SUPPLIED DATA:
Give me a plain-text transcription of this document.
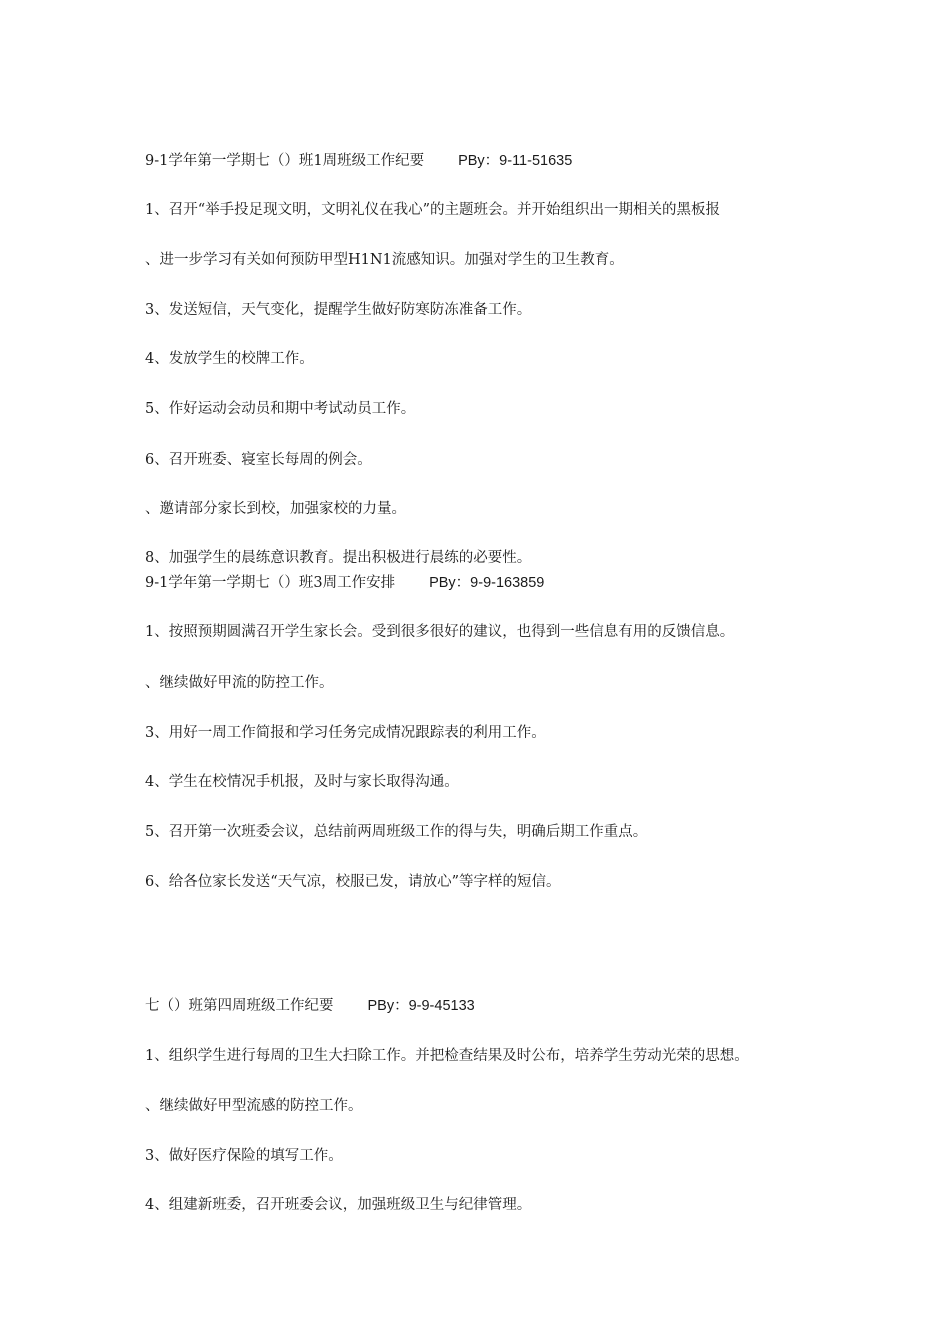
9-1学年第一学期七（）班1周班级工作纪要 PBy：9-11-51635
1、召开“举手投足现文明，文明礼仪在我心”的主题班会。并开始组织出一期相关的黑板报
、进一步学习有关如何预防甲型H1N1流感知识。加强对学生的卫生教育。
3、发送短信，天气变化，提醒学生做好防寒防冻准备工作。
4、发放学生的校牌工作。
5、作好运动会动员和期中考试动员工作。
6、召开班委、寝室长每周的例会。
、邀请部分家长到校，加强家校的力量。
8、加强学生的晨练意识教育。提出积极进行晨练的必要性。
9-1学年第一学期七（）班3周工作安排 PBy：9-9-163859
1、按照预期圆满召开学生家长会。受到很多很好的建议，也得到一些信息有用的反馈信息。
、继续做好甲流的防控工作。
3、用好一周工作简报和学习任务完成情况跟踪表的利用工作。
4、学生在校情况手机报，及时与家长取得沟通。
5、召开第一次班委会议，总结前两周班级工作的得与失，明确后期工作重点。
6、给各位家长发送“天气凉，校服已发，请放心”等字样的短信。
七（）班第四周班级工作纪要 PBy：9-9-45133
1、组织学生进行每周的卫生大扫除工作。并把检查结果及时公布，培养学生劳动光荣的思想。
、继续做好甲型流感的防控工作。
3、做好医疗保险的填写工作。
4、组建新班委，召开班委会议，加强班级卫生与纪律管理。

TO DO: Without including any pictures, output all the entries above exactly.

THE COMPLETED TASK:
Give me a plain-text transcription of this document.
9-1学年第一学期七（）班1周班级工作纪要 PBy：9-11-51635
1、召开“举手投足现文明，文明礼仪在我心”的主题班会。并开始组织出一期相关的黑板报
、进一步学习有关如何预防甲型H1N1流感知识。加强对学生的卫生教育。
3、发送短信，天气变化，提醒学生做好防寒防冻准备工作。
4、发放学生的校牌工作。
5、作好运动会动员和期中考试动员工作。
6、召开班委、寝室长每周的例会。
、邀请部分家长到校，加强家校的力量。
8、加强学生的晨练意识教育。提出积极进行晨练的必要性。
9-1学年第一学期七（）班3周工作安排 PBy：9-9-163859
1、按照预期圆满召开学生家长会。受到很多很好的建议，也得到一些信息有用的反馈信息。
、继续做好甲流的防控工作。
3、用好一周工作简报和学习任务完成情况跟踪表的利用工作。
4、学生在校情况手机报，及时与家长取得沟通。
5、召开第一次班委会议，总结前两周班级工作的得与失，明确后期工作重点。
6、给各位家长发送“天气凉，校服已发，请放心”等字样的短信。
七（）班第四周班级工作纪要 PBy：9-9-45133
1、组织学生进行每周的卫生大扫除工作。并把检查结果及时公布，培养学生劳动光荣的思想。
、继续做好甲型流感的防控工作。
3、做好医疗保险的填写工作。
4、组建新班委，召开班委会议，加强班级卫生与纪律管理。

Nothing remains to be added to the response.